__What the exercise asks__:
Your reply should be a single number: how many lines contain the string "просвечиваемой".

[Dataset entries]
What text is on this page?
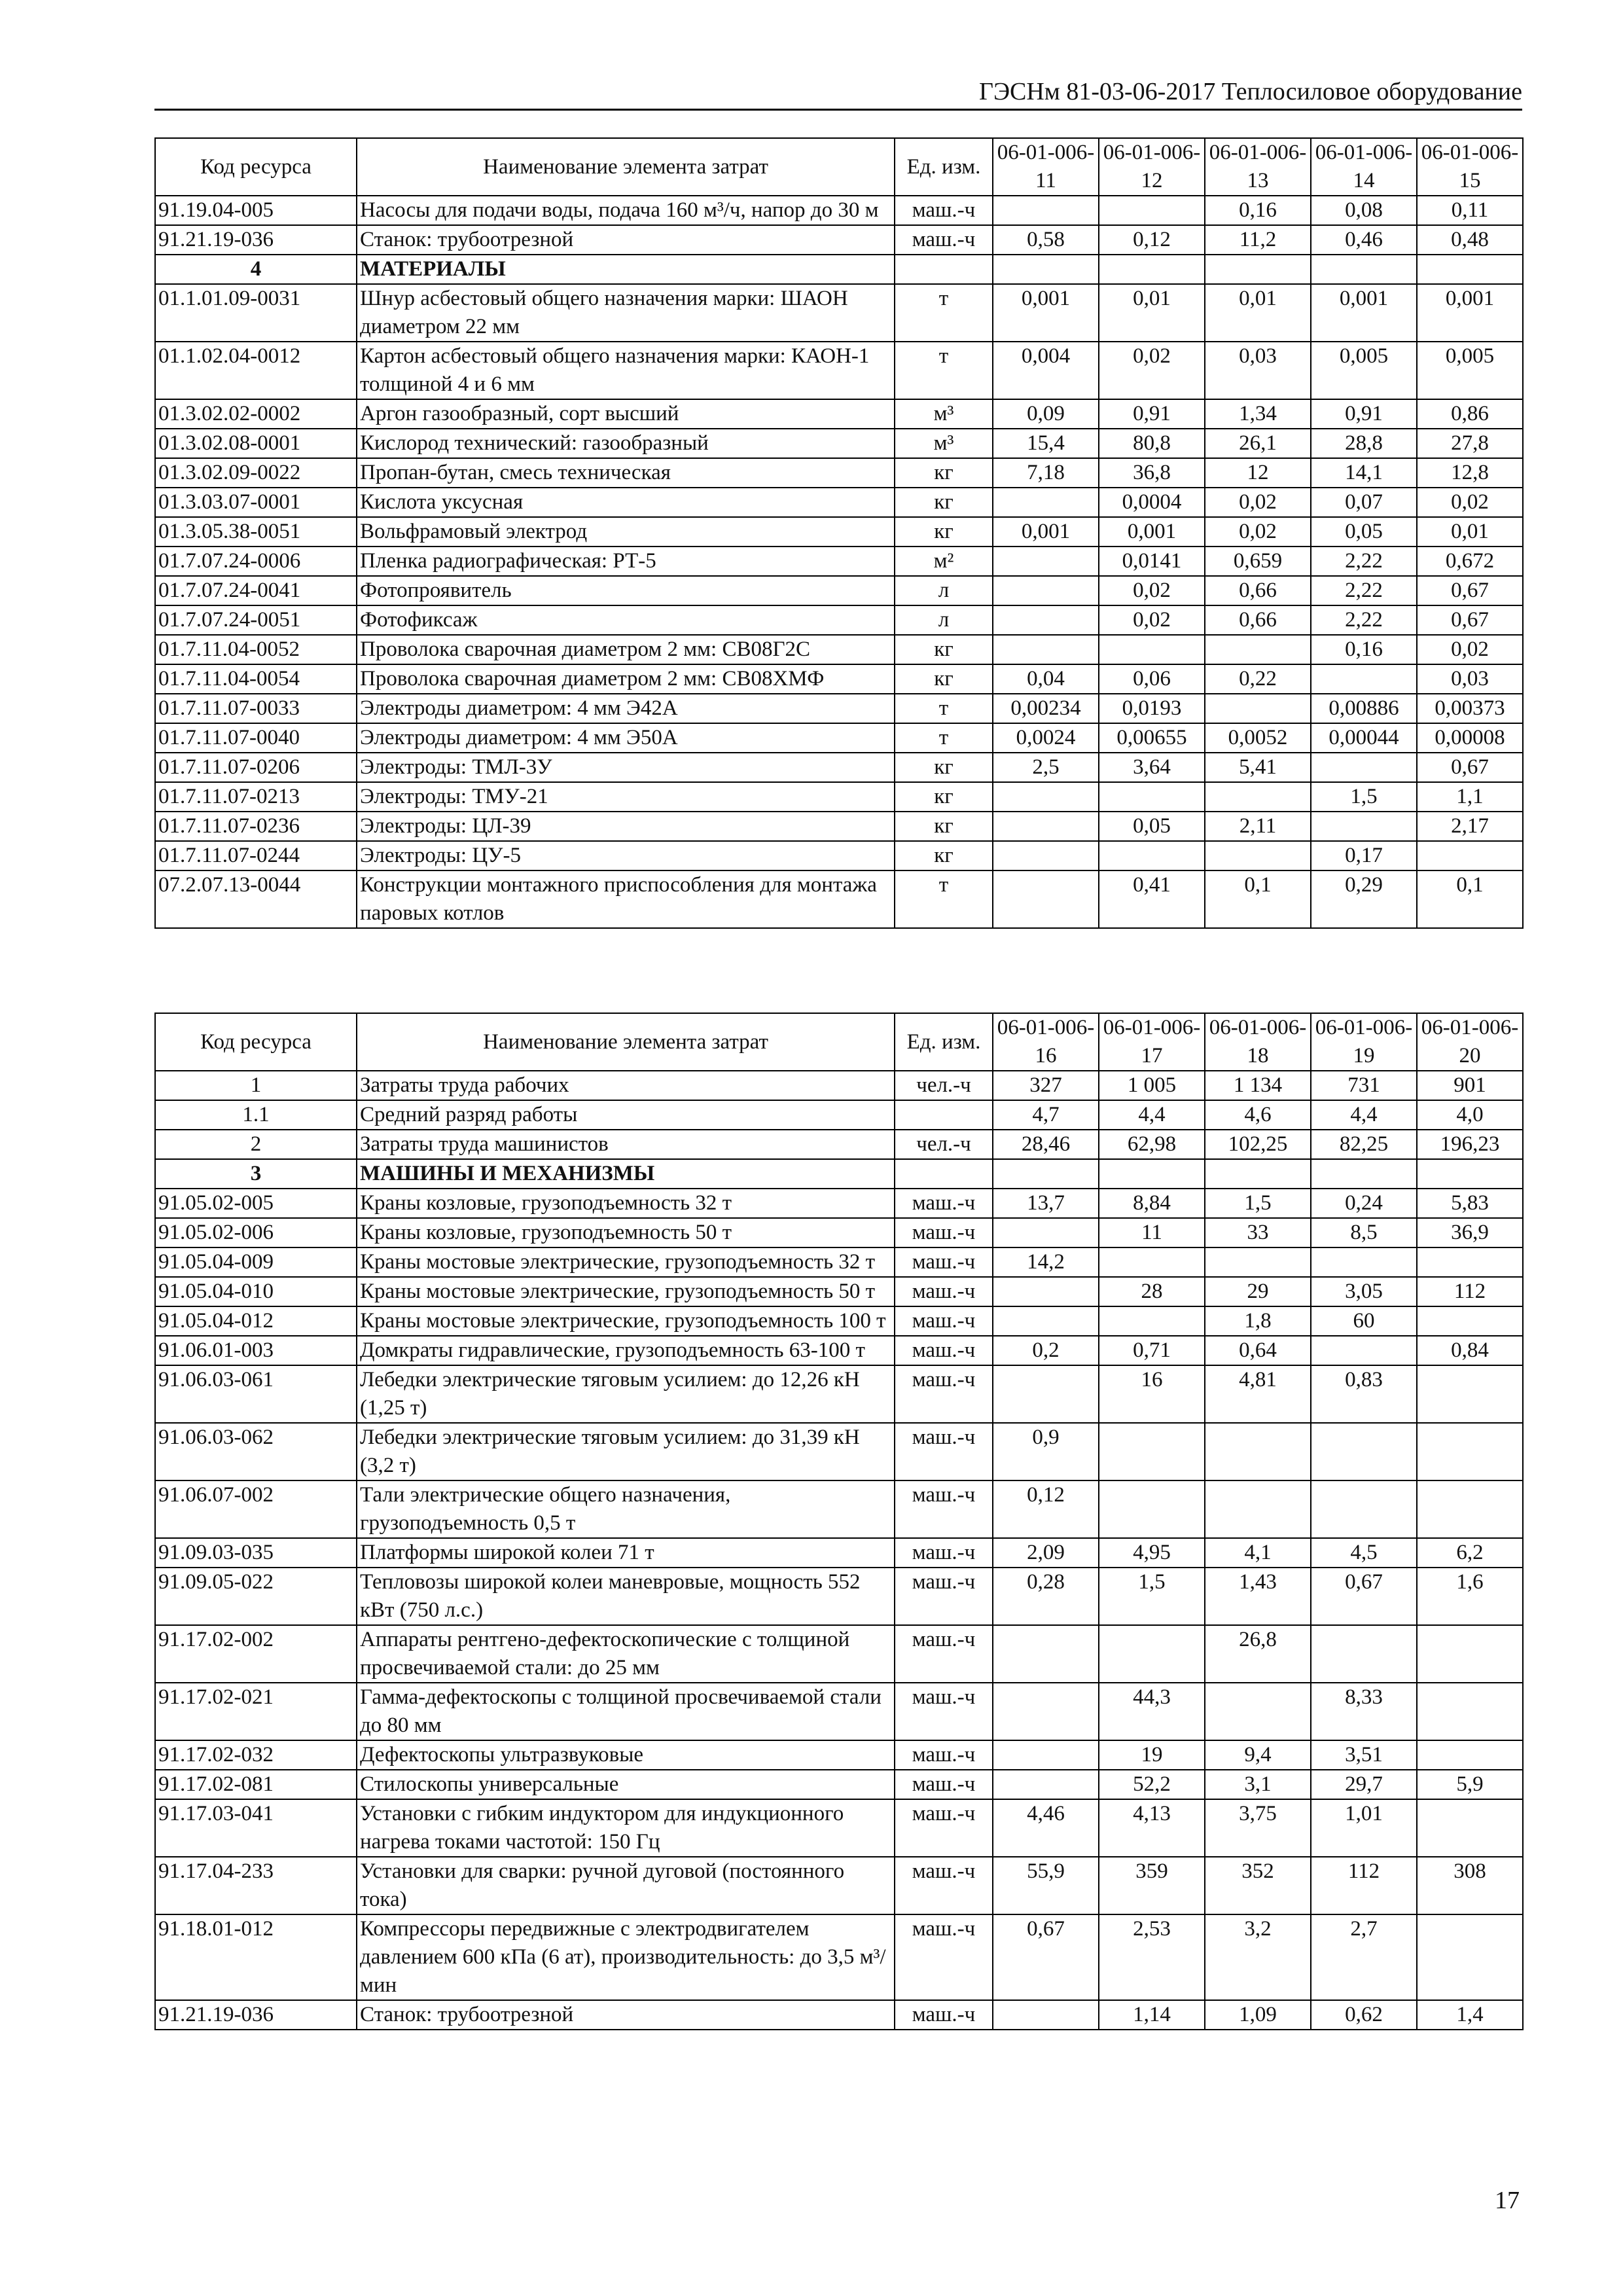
ГЭСНм 81-03-06-2017 Теплосиловое оборудование
Код ресурса	Наименование элемента затрат	Ед. изм.	06-01-006-11	06-01-006-12	06-01-006-13	06-01-006-14	06-01-006-15
91.19.04-005	Насосы для подачи воды, подача 160 м³/ч, напор до 30 м	маш.-ч			0,16	0,08	0,11
91.21.19-036	Станок: трубоотрезной	маш.-ч	0,58	0,12	11,2	0,46	0,48
4	МАТЕРИАЛЫ						
01.1.01.09-0031	Шнур асбестовый общего назначения марки: ШАОН диаметром 22 мм	т	0,001	0,01	0,01	0,001	0,001
01.1.02.04-0012	Картон асбестовый общего назначения марки: КАОН-1 толщиной 4 и 6 мм	т	0,004	0,02	0,03	0,005	0,005
01.3.02.02-0002	Аргон газообразный, сорт высший	м³	0,09	0,91	1,34	0,91	0,86
01.3.02.08-0001	Кислород технический: газообразный	м³	15,4	80,8	26,1	28,8	27,8
01.3.02.09-0022	Пропан-бутан, смесь техническая	кг	7,18	36,8	12	14,1	12,8
01.3.03.07-0001	Кислота уксусная	кг		0,0004	0,02	0,07	0,02
01.3.05.38-0051	Вольфрамовый электрод	кг	0,001	0,001	0,02	0,05	0,01
01.7.07.24-0006	Пленка радиографическая: РТ-5	м²		0,0141	0,659	2,22	0,672
01.7.07.24-0041	Фотопроявитель	л		0,02	0,66	2,22	0,67
01.7.07.24-0051	Фотофиксаж	л		0,02	0,66	2,22	0,67
01.7.11.04-0052	Проволока сварочная диаметром 2 мм: СВ08Г2С	кг				0,16	0,02
01.7.11.04-0054	Проволока сварочная диаметром 2 мм: СВ08ХМФ	кг	0,04	0,06	0,22		0,03
01.7.11.07-0033	Электроды диаметром: 4 мм Э42А	т	0,00234	0,0193		0,00886	0,00373
01.7.11.07-0040	Электроды диаметром: 4 мм Э50А	т	0,0024	0,00655	0,0052	0,00044	0,00008
01.7.11.07-0206	Электроды: ТМЛ-3У	кг	2,5	3,64	5,41		0,67
01.7.11.07-0213	Электроды: ТМУ-21	кг				1,5	1,1
01.7.11.07-0236	Электроды: ЦЛ-39	кг		0,05	2,11		2,17
01.7.11.07-0244	Электроды: ЦУ-5	кг				0,17	
07.2.07.13-0044	Конструкции монтажного приспособления для монтажа паровых котлов	т		0,41	0,1	0,29	0,1
Код ресурса	Наименование элемента затрат	Ед. изм.	06-01-006-16	06-01-006-17	06-01-006-18	06-01-006-19	06-01-006-20
1	Затраты труда рабочих	чел.-ч	327	1 005	1 134	731	901
1.1	Средний разряд работы		4,7	4,4	4,6	4,4	4,0
2	Затраты труда машинистов	чел.-ч	28,46	62,98	102,25	82,25	196,23
3	МАШИНЫ И МЕХАНИЗМЫ						
91.05.02-005	Краны козловые, грузоподъемность 32 т	маш.-ч	13,7	8,84	1,5	0,24	5,83
91.05.02-006	Краны козловые, грузоподъемность 50 т	маш.-ч		11	33	8,5	36,9
91.05.04-009	Краны мостовые электрические, грузоподъемность 32 т	маш.-ч	14,2				
91.05.04-010	Краны мостовые электрические, грузоподъемность 50 т	маш.-ч		28	29	3,05	112
91.05.04-012	Краны мостовые электрические, грузоподъемность 100 т	маш.-ч			1,8	60	
91.06.01-003	Домкраты гидравлические, грузоподъемность 63-100 т	маш.-ч	0,2	0,71	0,64		0,84
91.06.03-061	Лебедки электрические тяговым усилием: до 12,26 кН (1,25 т)	маш.-ч		16	4,81	0,83	
91.06.03-062	Лебедки электрические тяговым усилием: до 31,39 кН (3,2 т)	маш.-ч	0,9				
91.06.07-002	Тали электрические общего назначения, грузоподъемность 0,5 т	маш.-ч	0,12				
91.09.03-035	Платформы широкой колеи 71 т	маш.-ч	2,09	4,95	4,1	4,5	6,2
91.09.05-022	Тепловозы широкой колеи маневровые, мощность 552 кВт (750 л.с.)	маш.-ч	0,28	1,5	1,43	0,67	1,6
91.17.02-002	Аппараты рентгено-дефектоскопические с толщиной просвечиваемой стали: до 25 мм	маш.-ч			26,8		
91.17.02-021	Гамма-дефектоскопы с толщиной просвечиваемой стали до 80 мм	маш.-ч		44,3		8,33	
91.17.02-032	Дефектоскопы ультразвуковые	маш.-ч		19	9,4	3,51	
91.17.02-081	Стилоскопы универсальные	маш.-ч		52,2	3,1	29,7	5,9
91.17.03-041	Установки с гибким индуктором для индукционного нагрева токами частотой: 150 Гц	маш.-ч	4,46	4,13	3,75	1,01	
91.17.04-233	Установки для сварки: ручной дуговой (постоянного тока)	маш.-ч	55,9	359	352	112	308
91.18.01-012	Компрессоры передвижные с электродвигателем давлением 600 кПа (6 ат), производительность: до 3,5 м³/мин	маш.-ч	0,67	2,53	3,2	2,7	
91.21.19-036	Станок: трубоотрезной	маш.-ч		1,14	1,09	0,62	1,4
17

__Finished task__:
2